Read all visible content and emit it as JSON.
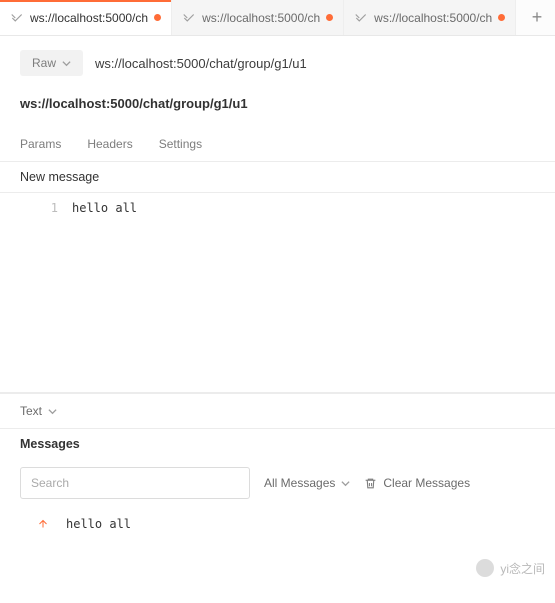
{
  "tabs": {
    "items": [
      {
        "label": "ws://localhost:5000/ch",
        "dirty": true
      },
      {
        "label": "ws://localhost:5000/ch",
        "dirty": true
      },
      {
        "label": "ws://localhost:5000/ch",
        "dirty": true
      }
    ]
  },
  "urlbar": {
    "raw_label": "Raw",
    "url": "ws://localhost:5000/chat/group/g1/u1"
  },
  "subtitle_url": "ws://localhost:5000/chat/group/g1/u1",
  "subtabs": {
    "params": "Params",
    "headers": "Headers",
    "settings": "Settings"
  },
  "editor": {
    "section_title": "New message",
    "line_number": "1",
    "content": "hello all"
  },
  "response": {
    "type_label": "Text",
    "messages_title": "Messages",
    "search_placeholder": "Search",
    "filter_label": "All Messages",
    "clear_label": "Clear Messages",
    "rows": [
      {
        "direction": "up",
        "text": "hello all"
      }
    ]
  },
  "watermark": "yi念之间",
  "colors": {
    "accent": "#ff6c37"
  }
}
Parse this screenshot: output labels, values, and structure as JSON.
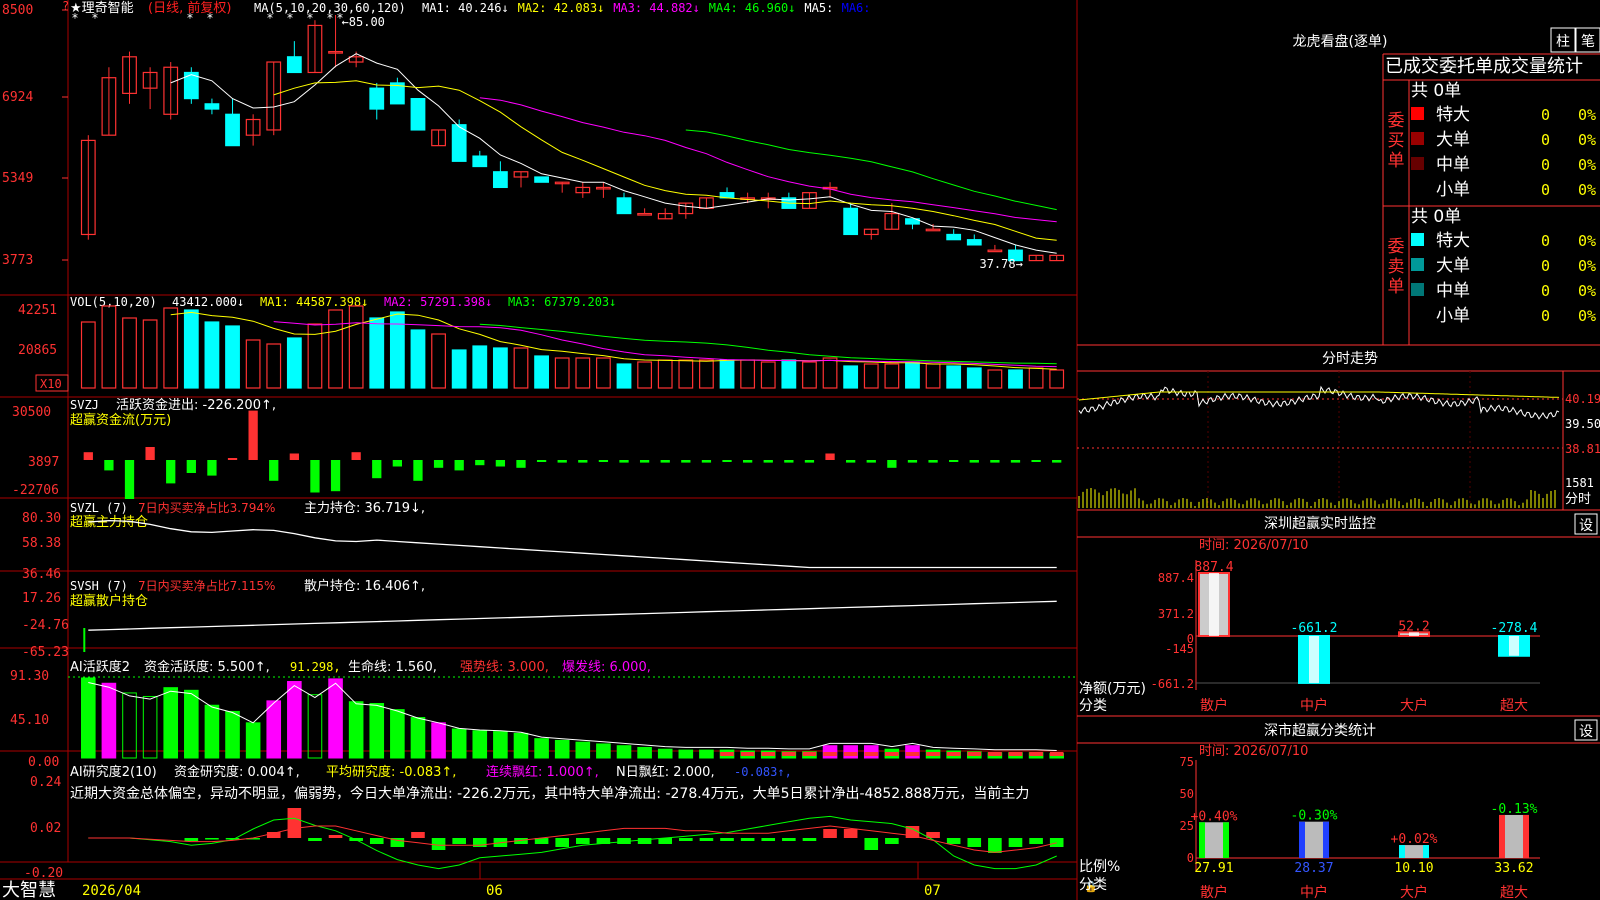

--------------------------------------------------

** Exercise prompt **
Using the material above, gather every line that includes "chat".

** Output of the task **
    "url": "ws://localhost:5000/chat/group/g1/u1"
  "subtitle_url": "ws://localhost:5000/chat/group/g1/u1",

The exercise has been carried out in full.